PROBLEM REQUIREMENTS:
Below are some entries. Work out how many of their lines hold the word "отчет", and write that number alone.

AVAILABLE DATA:
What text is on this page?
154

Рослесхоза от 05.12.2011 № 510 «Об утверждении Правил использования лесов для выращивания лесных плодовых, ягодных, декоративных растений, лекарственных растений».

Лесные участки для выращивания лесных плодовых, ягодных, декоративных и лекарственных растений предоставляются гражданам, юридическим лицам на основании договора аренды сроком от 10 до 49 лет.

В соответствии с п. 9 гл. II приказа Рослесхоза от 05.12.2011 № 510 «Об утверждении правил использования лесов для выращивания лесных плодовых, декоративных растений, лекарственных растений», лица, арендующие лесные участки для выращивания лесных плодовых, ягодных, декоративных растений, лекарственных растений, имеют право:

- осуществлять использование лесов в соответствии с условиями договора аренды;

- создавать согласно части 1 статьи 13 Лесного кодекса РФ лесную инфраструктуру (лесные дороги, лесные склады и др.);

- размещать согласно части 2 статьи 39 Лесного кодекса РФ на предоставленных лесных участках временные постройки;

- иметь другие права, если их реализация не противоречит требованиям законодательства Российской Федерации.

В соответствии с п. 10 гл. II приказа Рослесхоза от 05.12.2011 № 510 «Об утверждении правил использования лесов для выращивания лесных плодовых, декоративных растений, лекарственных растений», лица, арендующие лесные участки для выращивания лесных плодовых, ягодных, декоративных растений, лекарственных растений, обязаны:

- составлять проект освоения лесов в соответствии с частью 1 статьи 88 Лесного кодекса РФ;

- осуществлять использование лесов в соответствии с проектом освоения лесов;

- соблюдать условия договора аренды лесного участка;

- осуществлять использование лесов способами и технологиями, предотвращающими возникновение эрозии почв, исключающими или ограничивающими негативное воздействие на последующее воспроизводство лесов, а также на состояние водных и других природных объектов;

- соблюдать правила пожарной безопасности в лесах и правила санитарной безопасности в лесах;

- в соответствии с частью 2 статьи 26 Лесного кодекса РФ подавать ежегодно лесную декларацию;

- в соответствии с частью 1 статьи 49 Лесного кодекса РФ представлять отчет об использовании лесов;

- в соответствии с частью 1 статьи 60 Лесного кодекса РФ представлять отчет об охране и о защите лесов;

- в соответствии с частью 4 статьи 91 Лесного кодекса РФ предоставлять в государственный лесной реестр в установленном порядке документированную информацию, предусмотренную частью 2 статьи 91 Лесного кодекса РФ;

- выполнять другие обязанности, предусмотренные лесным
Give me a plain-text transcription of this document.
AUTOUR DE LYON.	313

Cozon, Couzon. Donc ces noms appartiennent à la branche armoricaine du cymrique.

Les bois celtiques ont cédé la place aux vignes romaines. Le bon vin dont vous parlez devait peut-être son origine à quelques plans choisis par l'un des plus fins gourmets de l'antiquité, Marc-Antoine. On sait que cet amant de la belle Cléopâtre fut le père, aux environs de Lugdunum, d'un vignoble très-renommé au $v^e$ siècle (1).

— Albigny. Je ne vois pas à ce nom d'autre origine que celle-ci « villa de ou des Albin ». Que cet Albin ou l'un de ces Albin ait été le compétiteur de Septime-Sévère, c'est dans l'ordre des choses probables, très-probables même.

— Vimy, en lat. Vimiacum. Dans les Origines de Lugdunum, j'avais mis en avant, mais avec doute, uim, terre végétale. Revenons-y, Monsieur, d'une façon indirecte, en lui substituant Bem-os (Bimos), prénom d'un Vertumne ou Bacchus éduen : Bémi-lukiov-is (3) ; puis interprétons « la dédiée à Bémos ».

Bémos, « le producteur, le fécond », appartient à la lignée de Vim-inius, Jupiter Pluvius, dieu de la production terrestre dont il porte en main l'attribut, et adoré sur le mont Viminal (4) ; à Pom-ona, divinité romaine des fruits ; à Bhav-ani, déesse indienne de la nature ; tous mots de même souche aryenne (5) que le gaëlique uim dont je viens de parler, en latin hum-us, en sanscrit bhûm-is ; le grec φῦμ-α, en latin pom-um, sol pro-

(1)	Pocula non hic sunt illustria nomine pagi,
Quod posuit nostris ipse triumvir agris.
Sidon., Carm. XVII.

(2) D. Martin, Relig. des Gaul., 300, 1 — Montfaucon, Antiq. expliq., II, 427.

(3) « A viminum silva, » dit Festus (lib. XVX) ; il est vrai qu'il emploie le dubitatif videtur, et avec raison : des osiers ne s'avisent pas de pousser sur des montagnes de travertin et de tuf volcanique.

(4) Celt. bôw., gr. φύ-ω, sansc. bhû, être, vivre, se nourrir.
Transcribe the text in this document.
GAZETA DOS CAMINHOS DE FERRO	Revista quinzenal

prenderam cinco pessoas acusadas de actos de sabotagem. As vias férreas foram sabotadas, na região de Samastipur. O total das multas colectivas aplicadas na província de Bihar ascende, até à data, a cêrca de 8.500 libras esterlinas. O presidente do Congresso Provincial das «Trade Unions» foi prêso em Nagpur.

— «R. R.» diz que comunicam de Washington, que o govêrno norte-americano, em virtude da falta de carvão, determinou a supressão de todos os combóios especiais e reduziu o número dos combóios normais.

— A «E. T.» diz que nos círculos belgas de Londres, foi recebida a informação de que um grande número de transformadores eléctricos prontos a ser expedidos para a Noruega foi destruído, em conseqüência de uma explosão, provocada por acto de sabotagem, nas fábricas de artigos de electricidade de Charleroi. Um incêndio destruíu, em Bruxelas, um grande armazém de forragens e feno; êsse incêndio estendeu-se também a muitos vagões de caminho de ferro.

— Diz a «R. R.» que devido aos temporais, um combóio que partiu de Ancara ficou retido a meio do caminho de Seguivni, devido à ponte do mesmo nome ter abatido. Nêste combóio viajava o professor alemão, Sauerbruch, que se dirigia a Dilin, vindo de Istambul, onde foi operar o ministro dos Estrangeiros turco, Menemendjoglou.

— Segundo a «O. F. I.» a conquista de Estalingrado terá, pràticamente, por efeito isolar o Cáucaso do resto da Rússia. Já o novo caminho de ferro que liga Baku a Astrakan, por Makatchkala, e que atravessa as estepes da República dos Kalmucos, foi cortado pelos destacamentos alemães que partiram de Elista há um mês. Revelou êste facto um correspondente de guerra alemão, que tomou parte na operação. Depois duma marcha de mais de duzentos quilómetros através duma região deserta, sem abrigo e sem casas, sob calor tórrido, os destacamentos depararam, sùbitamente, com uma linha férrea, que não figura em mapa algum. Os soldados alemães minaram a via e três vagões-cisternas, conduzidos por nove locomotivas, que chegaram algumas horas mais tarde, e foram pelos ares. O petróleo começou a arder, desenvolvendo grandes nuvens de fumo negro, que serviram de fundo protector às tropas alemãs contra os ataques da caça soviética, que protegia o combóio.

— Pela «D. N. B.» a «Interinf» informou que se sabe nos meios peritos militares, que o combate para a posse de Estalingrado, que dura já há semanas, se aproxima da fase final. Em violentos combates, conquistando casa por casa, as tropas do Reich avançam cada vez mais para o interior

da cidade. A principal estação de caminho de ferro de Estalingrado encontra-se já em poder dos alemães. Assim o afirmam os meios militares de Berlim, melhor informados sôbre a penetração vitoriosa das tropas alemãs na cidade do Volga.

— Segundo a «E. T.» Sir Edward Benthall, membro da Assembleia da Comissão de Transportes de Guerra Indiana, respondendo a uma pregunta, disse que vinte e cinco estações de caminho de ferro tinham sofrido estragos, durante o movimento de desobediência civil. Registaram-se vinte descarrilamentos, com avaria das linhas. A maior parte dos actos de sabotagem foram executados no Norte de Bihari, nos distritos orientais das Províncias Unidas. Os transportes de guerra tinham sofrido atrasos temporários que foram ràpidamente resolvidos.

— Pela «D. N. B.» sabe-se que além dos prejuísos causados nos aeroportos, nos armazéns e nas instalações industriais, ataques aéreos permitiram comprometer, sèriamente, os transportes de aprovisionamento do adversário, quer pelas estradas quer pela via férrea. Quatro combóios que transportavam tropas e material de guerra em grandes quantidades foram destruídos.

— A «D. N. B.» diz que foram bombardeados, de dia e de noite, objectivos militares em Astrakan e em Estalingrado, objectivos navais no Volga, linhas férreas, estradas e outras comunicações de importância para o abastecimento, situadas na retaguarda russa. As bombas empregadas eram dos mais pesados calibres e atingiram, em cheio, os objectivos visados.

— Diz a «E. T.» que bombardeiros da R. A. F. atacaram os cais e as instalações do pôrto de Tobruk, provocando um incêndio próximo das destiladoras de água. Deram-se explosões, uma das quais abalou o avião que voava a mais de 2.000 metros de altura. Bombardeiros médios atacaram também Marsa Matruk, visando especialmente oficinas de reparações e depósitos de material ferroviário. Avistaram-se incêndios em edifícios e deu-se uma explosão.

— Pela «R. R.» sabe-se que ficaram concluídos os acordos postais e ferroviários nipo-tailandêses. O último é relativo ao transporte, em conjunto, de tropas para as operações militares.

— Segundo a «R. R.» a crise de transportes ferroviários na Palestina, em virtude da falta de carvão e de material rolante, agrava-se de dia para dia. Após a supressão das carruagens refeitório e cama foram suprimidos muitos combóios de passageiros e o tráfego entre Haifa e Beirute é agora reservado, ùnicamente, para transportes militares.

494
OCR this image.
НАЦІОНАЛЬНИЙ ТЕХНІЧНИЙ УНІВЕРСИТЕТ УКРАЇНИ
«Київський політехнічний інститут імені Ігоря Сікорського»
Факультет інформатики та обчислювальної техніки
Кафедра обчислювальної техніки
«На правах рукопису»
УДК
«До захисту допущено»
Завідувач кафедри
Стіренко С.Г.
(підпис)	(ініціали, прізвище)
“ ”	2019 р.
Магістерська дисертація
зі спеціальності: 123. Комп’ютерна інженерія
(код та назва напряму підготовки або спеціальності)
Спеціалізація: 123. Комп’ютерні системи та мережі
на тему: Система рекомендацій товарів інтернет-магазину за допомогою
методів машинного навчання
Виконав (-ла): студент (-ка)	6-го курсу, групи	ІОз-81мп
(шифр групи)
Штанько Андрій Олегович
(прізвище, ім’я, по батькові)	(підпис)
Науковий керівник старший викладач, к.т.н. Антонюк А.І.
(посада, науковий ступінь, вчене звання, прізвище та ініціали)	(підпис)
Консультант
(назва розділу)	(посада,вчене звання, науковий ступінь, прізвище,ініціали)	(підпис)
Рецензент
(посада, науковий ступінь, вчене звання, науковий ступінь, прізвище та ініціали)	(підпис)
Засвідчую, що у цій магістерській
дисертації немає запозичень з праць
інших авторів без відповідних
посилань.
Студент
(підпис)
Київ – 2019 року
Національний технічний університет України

TASK OUTPUT:
2